Text passage:
Re: copyright under stress

From: Timothy Arnold-Moore <tja[_at_]io.mds.rmit.edu.au>
Date: Thu, 15 Jun 2000 15:36:58 +1000

On Tue, 06 Jun 2000, John Lederer <johnl[_at_]ibm.net> wrote:
>
> (1) Moral right. This was expressed as "If I create something it
> is mine, not yours, and not the public's"
>
> (2) Legal right. Copyright laws grant monopolies for public policy
> reasons (to expand knowledge).

I suggested that this dichotomy was a little US-centric and he replied:

On Mon, 12 Jun 2000, John Lederer <johnl[_at_]ibm.net> wrote:
>
> My legal history is weak, but isn't the history of copyright in
> the UK largely that of a statutory right (#2) until recent times?

It originally had both statutory and common law components but became exclusively statutory after the Statute of Anne 1709 (_Donaldson v. Beckett_ (1774) 4 Burr. 2408; 98 E.R. 257) -- at least for published works, for unpublished works, common law copyright was abolished around 1900 (1911 UK, 1914 Australia). So your most recent statement is correct, except "statutory right" is not the same as "Legal right. Copyright laws grant monopolies for public policy reasons". My point was that the basis for the statutory right outside of the US is more like "If I create something it is mine, not yours, and not the public's". There is rarely any rhetoric of granting monopolies for the public good.

Material provided:
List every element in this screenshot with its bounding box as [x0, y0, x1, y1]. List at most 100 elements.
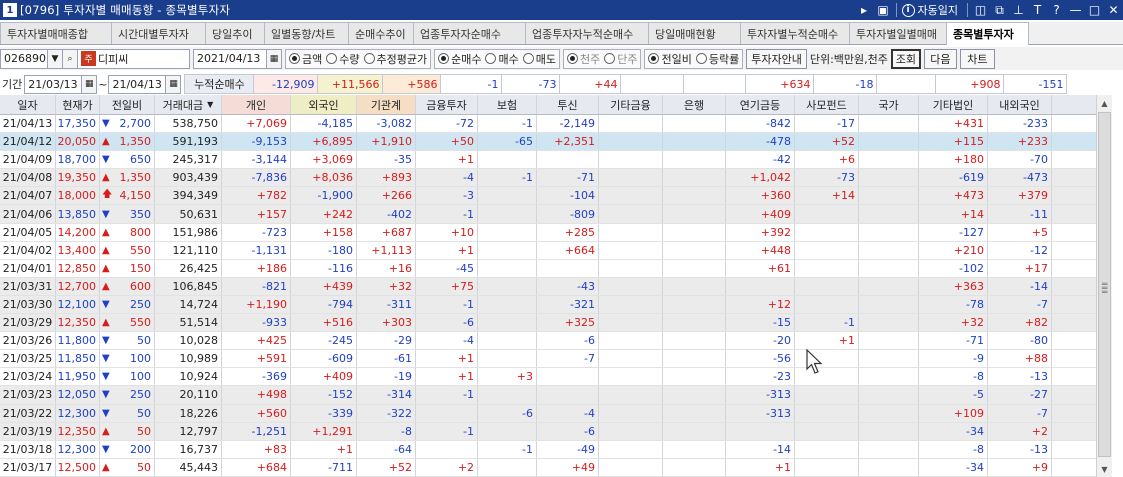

Work to do: Pick up the mailing-list reply on copyright's moral and statutory basis after its last sentence and carry it on.

Result for this task:
I agree that the two terms you chose "Moral right" and "Legal right" are misleading summaries of the ideas encapsulated in your argument. You are really arguing about the philosophical basis for the existence of a set of rights (whether they be common law or statutory is irrelevant to the argument). Is it based on some perceived (1) "natural right" or on (2) a "grant in return for public benefit". The philosophical justification of the statutory right of copyright granted in the UK and similar jurisdictions has typically wavered between these with an emphasis towards (1). (2) is associated primarily with patent protection although not entirely excluded from copyright.

There are three types of right here:
(1) a property right by virtue of a natural right to own the product

    of one's labours (which is alienable like any other property     right) primarily protecting economic interests; (2) a monopoly granted by the state for public policy reasons (which

    is also of the nature of a property right) theoretically providing     a balance between economic interests and the public interest; (3) a personal right (like that of the Europeans) granted to the author

    primarily protecting artistic integrity.

Now there can be overlap here but I think you are bundling (1) and (3) in together and your original post suggested you meant (1) "moral right" rather than (3). I think (1) is representative of the UK tradition, (2) of the US tradition, and (3) of the European although all traditions borrow a little from each other. (1) is entirely consistent with "sweat of the brow", its almost a necessary consequence. "sweat of the brow" is less consistent with (2) and I didn't really offer an opinion on (3).

> The original impetus, as I recall, was to protect the capital
> investment in setting type.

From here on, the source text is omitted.